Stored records
• • •

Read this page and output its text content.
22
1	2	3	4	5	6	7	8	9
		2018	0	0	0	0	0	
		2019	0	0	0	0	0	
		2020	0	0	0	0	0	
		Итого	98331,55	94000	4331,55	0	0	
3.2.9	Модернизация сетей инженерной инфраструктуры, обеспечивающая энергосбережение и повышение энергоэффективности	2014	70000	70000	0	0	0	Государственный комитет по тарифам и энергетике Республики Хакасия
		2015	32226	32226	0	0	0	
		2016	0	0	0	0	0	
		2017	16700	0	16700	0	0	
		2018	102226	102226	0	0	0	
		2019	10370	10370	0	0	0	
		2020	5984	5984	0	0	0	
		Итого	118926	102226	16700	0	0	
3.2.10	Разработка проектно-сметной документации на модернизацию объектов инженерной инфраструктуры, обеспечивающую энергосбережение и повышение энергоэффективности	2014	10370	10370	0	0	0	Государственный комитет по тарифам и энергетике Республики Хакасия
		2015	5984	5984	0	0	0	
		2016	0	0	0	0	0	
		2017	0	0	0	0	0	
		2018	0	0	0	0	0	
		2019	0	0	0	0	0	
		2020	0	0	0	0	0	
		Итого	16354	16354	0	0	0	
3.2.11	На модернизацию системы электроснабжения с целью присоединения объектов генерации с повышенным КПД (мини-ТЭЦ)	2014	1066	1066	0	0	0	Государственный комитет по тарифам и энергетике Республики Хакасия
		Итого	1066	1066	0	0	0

• • •

◆ WHAT THE TASK REQUIRES: Count the lines of the data that contain the string "повышение", and reply with that number alone.

◆ TASK SOLUTION: 2